***** RECORDS FOR PROCESSING *****
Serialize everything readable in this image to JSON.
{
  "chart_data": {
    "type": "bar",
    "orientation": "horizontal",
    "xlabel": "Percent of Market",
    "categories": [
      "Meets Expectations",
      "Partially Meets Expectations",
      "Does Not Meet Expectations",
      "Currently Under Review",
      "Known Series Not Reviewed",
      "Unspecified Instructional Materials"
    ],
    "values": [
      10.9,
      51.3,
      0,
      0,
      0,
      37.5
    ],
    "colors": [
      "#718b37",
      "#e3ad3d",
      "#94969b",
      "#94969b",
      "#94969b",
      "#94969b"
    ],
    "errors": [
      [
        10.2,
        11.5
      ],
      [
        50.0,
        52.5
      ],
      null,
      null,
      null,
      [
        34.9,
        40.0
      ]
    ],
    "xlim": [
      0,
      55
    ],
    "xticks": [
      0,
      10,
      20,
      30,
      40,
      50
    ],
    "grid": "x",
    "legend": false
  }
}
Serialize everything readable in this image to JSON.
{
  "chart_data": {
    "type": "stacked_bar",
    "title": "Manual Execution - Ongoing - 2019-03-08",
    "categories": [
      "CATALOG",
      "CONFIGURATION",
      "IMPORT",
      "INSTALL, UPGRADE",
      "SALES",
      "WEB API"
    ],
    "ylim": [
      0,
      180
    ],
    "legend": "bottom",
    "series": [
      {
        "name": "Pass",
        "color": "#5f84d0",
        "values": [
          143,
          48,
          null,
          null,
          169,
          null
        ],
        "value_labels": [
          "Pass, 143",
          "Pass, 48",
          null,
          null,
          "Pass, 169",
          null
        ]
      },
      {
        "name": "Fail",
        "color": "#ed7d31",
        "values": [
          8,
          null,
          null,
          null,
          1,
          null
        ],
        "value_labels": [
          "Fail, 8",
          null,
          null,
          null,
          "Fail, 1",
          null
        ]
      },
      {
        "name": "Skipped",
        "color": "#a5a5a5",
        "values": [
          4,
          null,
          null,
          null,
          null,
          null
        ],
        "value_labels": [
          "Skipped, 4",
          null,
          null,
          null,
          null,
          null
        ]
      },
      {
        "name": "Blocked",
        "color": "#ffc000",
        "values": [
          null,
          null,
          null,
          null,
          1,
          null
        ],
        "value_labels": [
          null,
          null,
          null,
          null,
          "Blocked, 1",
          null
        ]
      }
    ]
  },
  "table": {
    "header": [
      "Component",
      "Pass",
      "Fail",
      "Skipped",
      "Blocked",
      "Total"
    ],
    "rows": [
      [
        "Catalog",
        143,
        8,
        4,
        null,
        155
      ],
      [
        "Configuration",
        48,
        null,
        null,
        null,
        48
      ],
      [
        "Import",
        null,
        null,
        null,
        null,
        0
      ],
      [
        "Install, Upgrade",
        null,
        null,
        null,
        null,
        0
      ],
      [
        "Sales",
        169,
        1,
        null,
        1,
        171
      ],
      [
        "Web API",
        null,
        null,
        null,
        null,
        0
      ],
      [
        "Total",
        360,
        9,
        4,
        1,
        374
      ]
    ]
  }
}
*****
-- PROBLEM --
Reproduce the material above without altering a single character.

-- RESULT FOR THIS EXERCISE --
Serialize everything readable in this image to JSON.
{
  "chart_data": {
    "type": "bar",
    "orientation": "horizontal",
    "xlabel": "Percent of Market",
    "categories": [
      "Meets Expectations",
      "Partially Meets Expectations",
      "Does Not Meet Expectations",
      "Currently Under Review",
      "Known Series Not Reviewed",
      "Unspecified Instructional Materials"
    ],
    "values": [
      10.9,
      51.3,
      0,
      0,
      0,
      37.5
    ],
    "colors": [
      "#718b37",
      "#e3ad3d",
      "#94969b",
      "#94969b",
      "#94969b",
      "#94969b"
    ],
    "errors": [
      [
        10.2,
        11.5
      ],
      [
        50.0,
        52.5
      ],
      null,
      null,
      null,
      [
        34.9,
        40.0
      ]
    ],
    "xlim": [
      0,
      55
    ],
    "xticks": [
      0,
      10,
      20,
      30,
      40,
      50
    ],
    "grid": "x",
    "legend": false
  }
}
Serialize everything readable in this image to JSON.
{
  "chart_data": {
    "type": "stacked_bar",
    "title": "Manual Execution - Ongoing - 2019-03-08",
    "categories": [
      "CATALOG",
      "CONFIGURATION",
      "IMPORT",
      "INSTALL, UPGRADE",
      "SALES",
      "WEB API"
    ],
    "ylim": [
      0,
      180
    ],
    "legend": "bottom",
    "series": [
      {
        "name": "Pass",
        "color": "#5f84d0",
        "values": [
          143,
          48,
          null,
          null,
          169,
          null
        ],
        "value_labels": [
          "Pass, 143",
          "Pass, 48",
          null,
          null,
          "Pass, 169",
          null
        ]
      },
      {
        "name": "Fail",
        "color": "#ed7d31",
        "values": [
          8,
          null,
          null,
          null,
          1,
          null
        ],
        "value_labels": [
          "Fail, 8",
          null,
          null,
          null,
          "Fail, 1",
          null
        ]
      },
      {
        "name": "Skipped",
        "color": "#a5a5a5",
        "values": [
          4,
          null,
          null,
          null,
          null,
          null
        ],
        "value_labels": [
          "Skipped, 4",
          null,
          null,
          null,
          null,
          null
        ]
      },
      {
        "name": "Blocked",
        "color": "#ffc000",
        "values": [
          null,
          null,
          null,
          null,
          1,
          null
        ],
        "value_labels": [
          null,
          null,
          null,
          null,
          "Blocked, 1",
          null
        ]
      }
    ]
  },
  "table": {
    "header": [
      "Component",
      "Pass",
      "Fail",
      "Skipped",
      "Blocked",
      "Total"
    ],
    "rows": [
      [
        "Catalog",
        143,
        8,
        4,
        null,
        155
      ],
      [
        "Configuration",
        48,
        null,
        null,
        null,
        48
      ],
      [
        "Import",
        null,
        null,
        null,
        null,
        0
      ],
      [
        "Install, Upgrade",
        null,
        null,
        null,
        null,
        0
      ],
      [
        "Sales",
        169,
        1,
        null,
        1,
        171
      ],
      [
        "Web API",
        null,
        null,
        null,
        null,
        0
      ],
      [
        "Total",
        360,
        9,
        4,
        1,
        374
      ]
    ]
  }
}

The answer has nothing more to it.